Could you write out the records below exactly as they appear, leaving out any pictures?

● **Stored data**
------------------------------------------------------------

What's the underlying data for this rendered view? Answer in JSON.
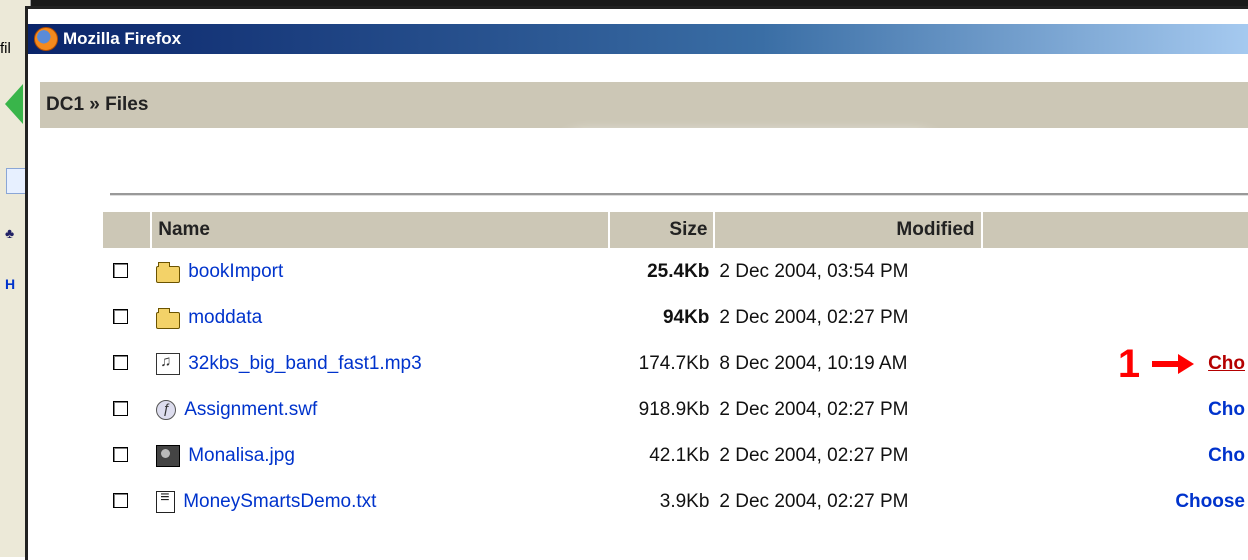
{
  "background_window": {
    "fragment_text": "fil",
    "side_letter": "H"
  },
  "window": {
    "title": "Mozilla Firefox"
  },
  "page": {
    "breadcrumb": "DC1 » Files"
  },
  "table": {
    "headers": {
      "name": "Name",
      "size": "Size",
      "modified": "Modified"
    },
    "rows": [
      {
        "name": "bookImport",
        "icon": "folder-icon",
        "size": "25.4Kb",
        "size_bold": true,
        "modified": "2 Dec 2004, 03:54 PM",
        "action": ""
      },
      {
        "name": "moddata",
        "icon": "folder-icon",
        "size": "94Kb",
        "size_bold": true,
        "modified": "2 Dec 2004, 02:27 PM",
        "action": ""
      },
      {
        "name": "32kbs_big_band_fast1.mp3",
        "icon": "audio-file-icon",
        "size": "174.7Kb",
        "size_bold": false,
        "modified": "8 Dec 2004, 10:19 AM",
        "action": "Cho",
        "action_highlight": true
      },
      {
        "name": "Assignment.swf",
        "icon": "flash-file-icon",
        "size": "918.9Kb",
        "size_bold": false,
        "modified": "2 Dec 2004, 02:27 PM",
        "action": "Cho"
      },
      {
        "name": "Monalisa.jpg",
        "icon": "image-file-icon",
        "size": "42.1Kb",
        "size_bold": false,
        "modified": "2 Dec 2004, 02:27 PM",
        "action": "Cho"
      },
      {
        "name": "MoneySmartsDemo.txt",
        "icon": "text-file-icon",
        "size": "3.9Kb",
        "size_bold": false,
        "modified": "2 Dec 2004, 02:27 PM",
        "action": "Choose"
      }
    ]
  },
  "annotation": {
    "number": "1",
    "color": "#ff0000"
  },
  "colors": {
    "header_bg": "#ccc7b6",
    "link": "#0033cc",
    "highlight_link": "#b40000",
    "titlebar_start": "#0a246a",
    "titlebar_end": "#a6caf0"
  }
}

------------------------------------------------------------

● **WORKED ANSWER**
What's the underlying data for this rendered view? Answer in JSON.
{
  "background_window": {
    "fragment_text": "fil",
    "side_letter": "H"
  },
  "window": {
    "title": "Mozilla Firefox"
  },
  "page": {
    "breadcrumb": "DC1 » Files"
  },
  "table": {
    "headers": {
      "name": "Name",
      "size": "Size",
      "modified": "Modified"
    },
    "rows": [
      {
        "name": "bookImport",
        "icon": "folder-icon",
        "size": "25.4Kb",
        "size_bold": true,
        "modified": "2 Dec 2004, 03:54 PM",
        "action": ""
      },
      {
        "name": "moddata",
        "icon": "folder-icon",
        "size": "94Kb",
        "size_bold": true,
        "modified": "2 Dec 2004, 02:27 PM",
        "action": ""
      },
      {
        "name": "32kbs_big_band_fast1.mp3",
        "icon": "audio-file-icon",
        "size": "174.7Kb",
        "size_bold": false,
        "modified": "8 Dec 2004, 10:19 AM",
        "action": "Cho",
        "action_highlight": true
      },
      {
        "name": "Assignment.swf",
        "icon": "flash-file-icon",
        "size": "918.9Kb",
        "size_bold": false,
        "modified": "2 Dec 2004, 02:27 PM",
        "action": "Cho"
      },
      {
        "name": "Monalisa.jpg",
        "icon": "image-file-icon",
        "size": "42.1Kb",
        "size_bold": false,
        "modified": "2 Dec 2004, 02:27 PM",
        "action": "Cho"
      },
      {
        "name": "MoneySmartsDemo.txt",
        "icon": "text-file-icon",
        "size": "3.9Kb",
        "size_bold": false,
        "modified": "2 Dec 2004, 02:27 PM",
        "action": "Choose"
      }
    ]
  },
  "annotation": {
    "number": "1",
    "color": "#ff0000"
  },
  "colors": {
    "header_bg": "#ccc7b6",
    "link": "#0033cc",
    "highlight_link": "#b40000",
    "titlebar_start": "#0a246a",
    "titlebar_end": "#a6caf0"
  }
}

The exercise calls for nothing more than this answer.